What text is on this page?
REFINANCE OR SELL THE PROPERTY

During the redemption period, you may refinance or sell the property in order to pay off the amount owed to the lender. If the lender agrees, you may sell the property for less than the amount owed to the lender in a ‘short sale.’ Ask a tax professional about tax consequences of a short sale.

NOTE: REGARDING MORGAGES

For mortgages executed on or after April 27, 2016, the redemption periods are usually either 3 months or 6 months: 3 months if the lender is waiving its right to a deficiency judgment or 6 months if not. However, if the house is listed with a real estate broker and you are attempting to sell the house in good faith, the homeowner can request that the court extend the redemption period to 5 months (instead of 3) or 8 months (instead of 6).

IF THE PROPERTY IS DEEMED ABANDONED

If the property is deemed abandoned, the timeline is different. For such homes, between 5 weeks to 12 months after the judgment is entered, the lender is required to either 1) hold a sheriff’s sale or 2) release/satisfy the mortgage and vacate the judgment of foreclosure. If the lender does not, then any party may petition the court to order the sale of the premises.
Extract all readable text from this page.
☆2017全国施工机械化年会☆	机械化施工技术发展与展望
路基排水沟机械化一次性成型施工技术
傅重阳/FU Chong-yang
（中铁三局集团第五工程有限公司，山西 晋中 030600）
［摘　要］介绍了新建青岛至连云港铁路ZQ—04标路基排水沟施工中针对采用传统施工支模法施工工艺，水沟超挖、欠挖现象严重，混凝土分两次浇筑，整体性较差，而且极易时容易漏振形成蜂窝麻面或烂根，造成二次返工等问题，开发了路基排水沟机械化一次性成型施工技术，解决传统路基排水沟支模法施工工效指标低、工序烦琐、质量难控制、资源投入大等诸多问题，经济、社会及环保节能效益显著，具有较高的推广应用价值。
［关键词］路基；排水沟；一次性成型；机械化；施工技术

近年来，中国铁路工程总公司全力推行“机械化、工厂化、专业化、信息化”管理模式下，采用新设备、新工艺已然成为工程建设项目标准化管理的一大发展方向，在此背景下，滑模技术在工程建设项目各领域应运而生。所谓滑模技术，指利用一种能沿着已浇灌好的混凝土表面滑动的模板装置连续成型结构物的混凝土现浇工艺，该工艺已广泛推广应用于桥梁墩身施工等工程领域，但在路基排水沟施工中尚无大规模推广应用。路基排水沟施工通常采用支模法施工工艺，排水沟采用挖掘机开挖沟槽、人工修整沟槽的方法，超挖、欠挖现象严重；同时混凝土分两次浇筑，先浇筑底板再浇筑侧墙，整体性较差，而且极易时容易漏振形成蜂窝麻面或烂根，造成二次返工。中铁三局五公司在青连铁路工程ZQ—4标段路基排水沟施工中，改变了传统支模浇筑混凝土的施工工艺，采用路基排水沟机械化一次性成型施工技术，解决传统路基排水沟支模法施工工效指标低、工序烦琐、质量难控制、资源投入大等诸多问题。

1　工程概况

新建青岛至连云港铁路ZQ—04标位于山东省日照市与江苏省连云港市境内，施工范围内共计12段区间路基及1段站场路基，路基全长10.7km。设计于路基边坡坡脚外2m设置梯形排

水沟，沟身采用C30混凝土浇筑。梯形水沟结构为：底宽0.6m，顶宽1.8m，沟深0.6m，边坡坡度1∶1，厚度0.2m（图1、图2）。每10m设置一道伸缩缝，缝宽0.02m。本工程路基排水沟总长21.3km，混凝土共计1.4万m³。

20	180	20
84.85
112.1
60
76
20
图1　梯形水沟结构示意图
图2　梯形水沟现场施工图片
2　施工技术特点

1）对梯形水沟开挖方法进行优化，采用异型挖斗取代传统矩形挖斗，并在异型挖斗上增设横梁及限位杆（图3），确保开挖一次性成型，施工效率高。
════
* _EXERCISE GOAL_: Every record above must be duplicated exactly.

* _THE REPLY_:
What text is on this page?
REFINANCE OR SELL THE PROPERTY

During the redemption period, you may refinance or sell the property in order to pay off the amount owed to the lender. If the lender agrees, you may sell the property for less than the amount owed to the lender in a ‘short sale.’ Ask a tax professional about tax consequences of a short sale.

NOTE: REGARDING MORGAGES

For mortgages executed on or after April 27, 2016, the redemption periods are usually either 3 months or 6 months: 3 months if the lender is waiving its right to a deficiency judgment or 6 months if not. However, if the house is listed with a real estate broker and you are attempting to sell the house in good faith, the homeowner can request that the court extend the redemption period to 5 months (instead of 3) or 8 months (instead of 6).

IF THE PROPERTY IS DEEMED ABANDONED

If the property is deemed abandoned, the timeline is different. For such homes, between 5 weeks to 12 months after the judgment is entered, the lender is required to either 1) hold a sheriff’s sale or 2) release/satisfy the mortgage and vacate the judgment of foreclosure. If the lender does not, then any party may petition the court to order the sale of the premises.
Extract all readable text from this page.
☆2017全国施工机械化年会☆	机械化施工技术发展与展望
路基排水沟机械化一次性成型施工技术
傅重阳/FU Chong-yang
（中铁三局集团第五工程有限公司，山西 晋中 030600）
［摘　要］介绍了新建青岛至连云港铁路ZQ—04标路基排水沟施工中针对采用传统施工支模法施工工艺，水沟超挖、欠挖现象严重，混凝土分两次浇筑，整体性较差，而且极易时容易漏振形成蜂窝麻面或烂根，造成二次返工等问题，开发了路基排水沟机械化一次性成型施工技术，解决传统路基排水沟支模法施工工效指标低、工序烦琐、质量难控制、资源投入大等诸多问题，经济、社会及环保节能效益显著，具有较高的推广应用价值。
［关键词］路基；排水沟；一次性成型；机械化；施工技术

近年来，中国铁路工程总公司全力推行“机械化、工厂化、专业化、信息化”管理模式下，采用新设备、新工艺已然成为工程建设项目标准化管理的一大发展方向，在此背景下，滑模技术在工程建设项目各领域应运而生。所谓滑模技术，指利用一种能沿着已浇灌好的混凝土表面滑动的模板装置连续成型结构物的混凝土现浇工艺，该工艺已广泛推广应用于桥梁墩身施工等工程领域，但在路基排水沟施工中尚无大规模推广应用。路基排水沟施工通常采用支模法施工工艺，排水沟采用挖掘机开挖沟槽、人工修整沟槽的方法，超挖、欠挖现象严重；同时混凝土分两次浇筑，先浇筑底板再浇筑侧墙，整体性较差，而且极易时容易漏振形成蜂窝麻面或烂根，造成二次返工。中铁三局五公司在青连铁路工程ZQ—4标段路基排水沟施工中，改变了传统支模浇筑混凝土的施工工艺，采用路基排水沟机械化一次性成型施工技术，解决传统路基排水沟支模法施工工效指标低、工序烦琐、质量难控制、资源投入大等诸多问题。

1　工程概况

新建青岛至连云港铁路ZQ—04标位于山东省日照市与江苏省连云港市境内，施工范围内共计12段区间路基及1段站场路基，路基全长10.7km。设计于路基边坡坡脚外2m设置梯形排

水沟，沟身采用C30混凝土浇筑。梯形水沟结构为：底宽0.6m，顶宽1.8m，沟深0.6m，边坡坡度1∶1，厚度0.2m（图1、图2）。每10m设置一道伸缩缝，缝宽0.02m。本工程路基排水沟总长21.3km，混凝土共计1.4万m³。

20	180	20
84.85
112.1
60
76
20
图1　梯形水沟结构示意图
图2　梯形水沟现场施工图片
2　施工技术特点

1）对梯形水沟开挖方法进行优化，采用异型挖斗取代传统矩形挖斗，并在异型挖斗上增设横梁及限位杆（图3），确保开挖一次性成型，施工效率高。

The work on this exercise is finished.